----- Fragmento seleccionado
Eugenio d'Ors
GLOSARIO INÉDITO
ESTILO Y CIFRA
AQUEL MES DE JULIO
(La Vanguardia, 18-VII-1953, p. 4)

Se produce la impresión en ciertos momentos crepusculares de la vida —por ejemplo, cuando el mejor de los casos, en determinadas convalecencias—, en que paquetes enteros del contenido de la memoria van a sumergir y perderse en el olvido. Esto ocurre particularmente —nuestro optimismo lo consigna— con lo agrisado por la sombra del mal. Se rememora muchas veces con más luz el detalle no significativo o necio que el episodio de trascendencia nefanda. De todas maneras, hasta para las malventuras, hay, al lado de la melancolía propia de los recuerdos, la otra melancolía de perder los recuerdos.

Muchos españoles conozco a quienes invade la tristeza, no precisamente al tener presentes al detalle los días de aquel julio de 1936, sino más bien por el hecho de no poder fijarlos. O por la conciencia de sentirse a la víspera de no poder fijarlos. Si alguna amistad de lector me ha valido mi habitualidad literaria, agradeceré que en honor a la misma sea perdonada la intimidad de lo que ahora voy a contar.

Hacia el término de aquella primavera, yo había recorrido la Península de Occidente a Levante, después de una breve temporada de alto, pero oscuro, magisterio en Portugal. Por razones que he ignorado siempre, pero en las cuales debió de tener el azar larga parte, si no es que fuese el reemplazo, difícilmente advertido desde fuera de una generación por otra, el hecho es que cierto desvío, que yo venía advirtiendo desde años antes, en mi ciudad natal, se trocó, de pronto, terciado por visos de contricción, en algún ímpetu de afición renovada. Para decirlo todo y sin remilgos, se me dio un banquete. Banquete, esto sí, modesto y tabernario. Recuerdo la presencia, que las circunstancias hicieron casi mayestáticas, del escultor Manolo, y de un anónimo perrito que nos siguió, obstinadamente, al salir de la casa Beco del Recó, la cual, después, la guerra había de reducir a ruinas. Recuerdo también que, por aquellos días, había una huelga del servicio de ascensores. Sordas inquietudes atravesaban los ánimos. Pero, en fin, la inminencia de una tragedia social y política, se mascaba todavía, por el instante, menos en España de lo que había de encontrarse, aparente, luego de unas semanas, en el ambiente de París.
----------
> _Tareas_:
(a) Según el fragmento, ¿qué provoca la tristeza de muchos españoles al pensar en aquel julio de 1936?
(b) ¿Concuerdan con el fragmento estas afirmaciones? Responde sí o no a cada una y cita las palabras exactas del fragmento que lo deciden.
(i) El banquete fue lujoso.
(ii) Por aquellos días había una huelga del servicio de ascensores.
(iii) Antes de recorrer la Península hubo una temporada de magisterio en Portugal.
(c) Vuelve a escribir sin cambios el fragmento desde "Se produce la" hasta "perder los recuerdos.".
----- Información proporcionada
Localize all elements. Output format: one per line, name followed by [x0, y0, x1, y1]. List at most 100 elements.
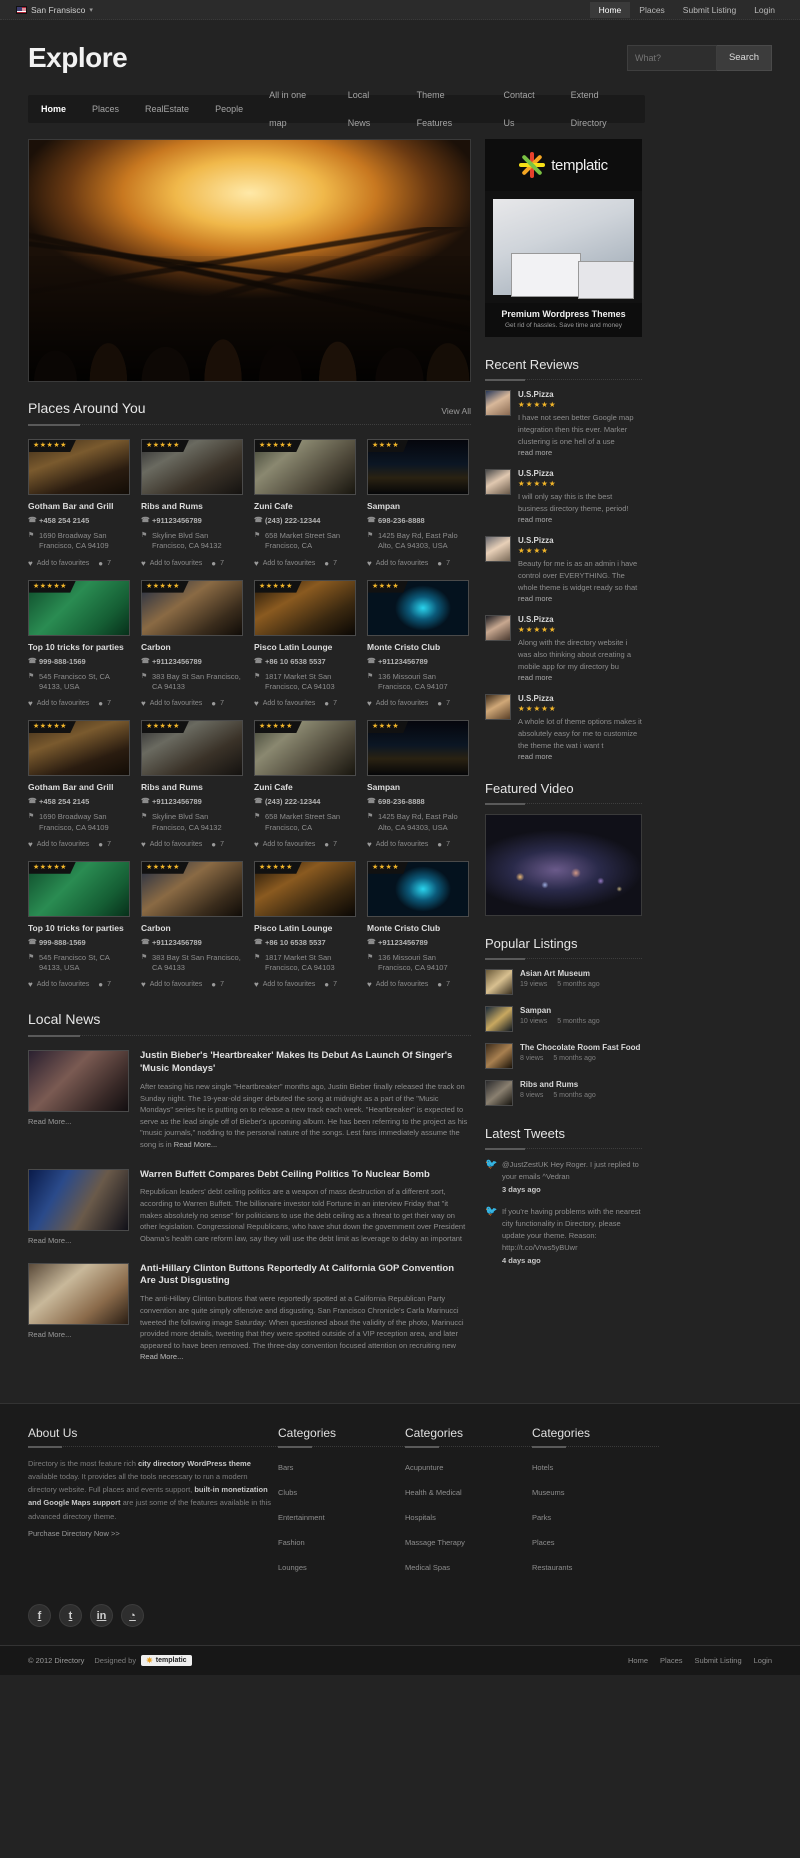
listing-image[interactable]: ★★★★★: [254, 720, 356, 777]
nav-item-extend-directory[interactable]: Extend Directory: [558, 81, 645, 137]
twitter-icon[interactable]: t: [59, 1604, 82, 1627]
listing-card[interactable]: ★★★★★ Zuni Cafe ☎ (243) 222-12344 ⚑ 658 Marke…: [254, 439, 356, 568]
listing-favourite[interactable]: ♥ Add to favourites ● 7: [141, 840, 243, 849]
listing-card[interactable]: ★★★★★ Pisco Latin Lounge ☎ +86 10 6538 5537…: [254, 579, 356, 708]
listing-image[interactable]: ★★★★★: [254, 439, 356, 495]
listing-title[interactable]: Sampan: [367, 782, 469, 792]
listing-title[interactable]: Top 10 tricks for parties: [28, 923, 130, 933]
ad-banner[interactable]: templatic Premium Wordpress Themes Get r…: [485, 139, 642, 337]
review-read-more-link[interactable]: read more: [518, 594, 642, 603]
rss-icon[interactable]: ◔: [121, 1604, 144, 1627]
listing-image[interactable]: ★★★★: [367, 720, 469, 777]
footer-category-link[interactable]: Fashion: [278, 1538, 305, 1547]
listing-title[interactable]: Sampan: [367, 501, 469, 511]
listing-card[interactable]: ★★★★★ Top 10 tricks for parties ☎ 999-888-1…: [28, 579, 130, 708]
listing-image[interactable]: ★★★★★: [141, 860, 243, 917]
listing-card[interactable]: ★★★★★ Gotham Bar and Grill ☎ +458 254 2145 ⚑…: [28, 720, 130, 849]
listing-title[interactable]: Ribs and Rums: [141, 782, 243, 792]
listing-title[interactable]: Monte Cristo Club: [367, 642, 469, 652]
news-title[interactable]: Warren Buffett Compares Debt Ceiling Pol…: [140, 1169, 471, 1182]
footer-category-link[interactable]: Places: [532, 1538, 555, 1547]
listing-favourite[interactable]: ♥ Add to favourites ● 7: [254, 699, 356, 708]
templatic-badge[interactable]: ✷ templatic: [141, 1655, 192, 1666]
news-title[interactable]: Anti-Hillary Clinton Buttons Reportedly …: [140, 1263, 471, 1289]
search-button[interactable]: Search: [717, 44, 772, 71]
facebook-icon[interactable]: f: [28, 1604, 51, 1627]
review-author[interactable]: U.S.Pizza: [518, 469, 642, 478]
popular-listing-item[interactable]: The Chocolate Room Fast Food 8 views 5 mon…: [485, 1043, 642, 1069]
listing-card[interactable]: ★★★★★ Top 10 tricks for parties ☎ 999-888-1…: [28, 860, 130, 989]
popular-listing-item[interactable]: Asian Art Museum 19 views 5 months ago: [485, 969, 642, 995]
footer-category-link[interactable]: Massage Therapy: [405, 1538, 465, 1547]
search-input[interactable]: [627, 44, 717, 71]
listing-favourite[interactable]: ♥ Add to favourites ● 7: [28, 559, 130, 568]
linkedin-icon[interactable]: in: [90, 1604, 113, 1627]
listing-title[interactable]: Gotham Bar and Grill: [28, 501, 130, 511]
listing-favourite[interactable]: ♥ Add to favourites ● 7: [254, 980, 356, 989]
listing-title[interactable]: Pisco Latin Lounge: [254, 923, 356, 933]
popular-listing-name[interactable]: Asian Art Museum: [520, 969, 642, 978]
listing-image[interactable]: ★★★★★: [141, 579, 243, 636]
listing-title[interactable]: Carbon: [141, 923, 243, 933]
popular-listing-name[interactable]: Sampan: [520, 1006, 642, 1015]
footer-nav-link[interactable]: Places: [660, 1656, 683, 1665]
nav-item-people[interactable]: People: [202, 95, 256, 123]
listing-title[interactable]: Zuni Cafe: [254, 782, 356, 792]
review-read-more-link[interactable]: read more: [518, 448, 642, 457]
topnav-item-login[interactable]: Login: [745, 2, 784, 18]
footer-category-link[interactable]: Acupunture: [405, 1463, 443, 1472]
listing-favourite[interactable]: ♥ Add to favourites ● 7: [28, 980, 130, 989]
listing-card[interactable]: ★★★★★ Carbon ☎ +91123456789 ⚑ 383 Bay St San …: [141, 579, 243, 708]
news-read-more-link[interactable]: Read More...: [28, 1236, 129, 1245]
listing-title[interactable]: Carbon: [141, 642, 243, 652]
tweet-text[interactable]: @JustZestUK Hey Roger. I just replied to…: [502, 1159, 642, 1183]
footer-category-link[interactable]: Bars: [278, 1463, 293, 1472]
listing-card[interactable]: ★★★★★ Gotham Bar and Grill ☎ +458 254 2145 ⚑…: [28, 439, 130, 568]
listing-image[interactable]: ★★★★★: [28, 720, 130, 777]
popular-listing-name[interactable]: Ribs and Rums: [520, 1080, 642, 1089]
news-read-more-link[interactable]: Read More...: [28, 1330, 129, 1339]
review-author[interactable]: U.S.Pizza: [518, 694, 642, 703]
footer-nav-link[interactable]: Home: [628, 1656, 648, 1665]
listing-favourite[interactable]: ♥ Add to favourites ● 7: [141, 699, 243, 708]
footer-category-link[interactable]: Entertainment: [278, 1513, 325, 1522]
listing-image[interactable]: ★★★★★: [141, 439, 243, 495]
listing-image[interactable]: ★★★★: [367, 439, 469, 495]
listing-card[interactable]: ★★★★ Sampan ☎ 698-236-8888 ⚑ 1425 Bay Rd, Eas…: [367, 720, 469, 849]
listing-favourite[interactable]: ♥ Add to favourites ● 7: [254, 559, 356, 568]
listing-favourite[interactable]: ♥ Add to favourites ● 7: [367, 980, 469, 989]
listing-favourite[interactable]: ♥ Add to favourites ● 7: [28, 699, 130, 708]
listing-image[interactable]: ★★★★★: [254, 860, 356, 917]
site-logo[interactable]: Explore: [28, 42, 128, 74]
news-read-more-link[interactable]: Read More...: [28, 1117, 129, 1126]
listing-image[interactable]: ★★★★: [367, 579, 469, 636]
news-item[interactable]: Read More... Anti-Hillary Clinton Buttons…: [28, 1262, 471, 1363]
listing-favourite[interactable]: ♥ Add to favourites ● 7: [141, 559, 243, 568]
listing-image[interactable]: ★★★★★: [28, 579, 130, 636]
listing-card[interactable]: ★★★★★ Zuni Cafe ☎ (243) 222-12344 ⚑ 658 Marke…: [254, 720, 356, 849]
footer-category-link[interactable]: Parks: [532, 1513, 551, 1522]
nav-item-all-in-one-map[interactable]: All in one map: [256, 81, 335, 137]
nav-item-local-news[interactable]: Local News: [335, 81, 404, 137]
footer-category-link[interactable]: Health & Medical: [405, 1488, 462, 1497]
listing-favourite[interactable]: ♥ Add to favourites ● 7: [28, 840, 130, 849]
footer-category-link[interactable]: Hospitals: [405, 1513, 436, 1522]
listing-favourite[interactable]: ♥ Add to favourites ● 7: [141, 980, 243, 989]
popular-listing-item[interactable]: Sampan 10 views 5 months ago: [485, 1006, 642, 1032]
nav-item-places[interactable]: Places: [79, 95, 132, 123]
news-thumbnail[interactable]: Read More...: [28, 1050, 129, 1150]
listing-title[interactable]: Zuni Cafe: [254, 501, 356, 511]
review-read-more-link[interactable]: read more: [518, 515, 642, 524]
news-item[interactable]: Read More... Justin Bieber's 'Heartbreake…: [28, 1050, 471, 1150]
nav-item-contact-us[interactable]: Contact Us: [491, 81, 558, 137]
review-author[interactable]: U.S.Pizza: [518, 536, 642, 545]
listing-title[interactable]: Top 10 tricks for parties: [28, 642, 130, 652]
tweet-text[interactable]: If you're having problems with the neare…: [502, 1206, 642, 1254]
topnav-item-submit-listing[interactable]: Submit Listing: [674, 2, 745, 18]
footer-nav-link[interactable]: Login: [754, 1656, 772, 1665]
nav-item-realestate[interactable]: RealEstate: [132, 95, 202, 123]
hero-banner[interactable]: [28, 139, 471, 382]
city-selector[interactable]: San Fransisco ▾: [16, 5, 93, 15]
listing-card[interactable]: ★★★★★ Carbon ☎ +91123456789 ⚑ 383 Bay St San …: [141, 860, 243, 989]
footer-category-link[interactable]: Restaurants: [532, 1563, 572, 1572]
----------
> _Respuestas_:
(a) La tristeza no les viene de tener presentes al detalle los días de aquel julio de 1936. Les viene de no poder fijarlos, o de la conciencia de sentirse a la víspera de no poder fijarlos.

(b)
(i) No: "Banquete, esto sí, modesto y tabernario."
(ii) Sí: "por aquellos días, había una huelga del servicio de ascensores."
(iii) Sí: "después de una breve temporada de alto, pero oscuro, magisterio en Portugal."

(c)
Se produce la impresión en ciertos momentos crepusculares de la vida —por ejemplo, cuando el mejor de los casos, en determinadas convalecencias—, en que paquetes enteros del contenido de la memoria van a sumergir y perderse en el olvido. Esto ocurre particularmente —nuestro optimismo lo consigna— con lo agrisado por la sombra del mal. Se rememora muchas veces con más luz el detalle no significativo o necio que el episodio de trascendencia nefanda. De todas maneras, hasta para las malventuras, hay, al lado de la melancolía propia de los recuerdos, la otra melancolía de perder los recuerdos.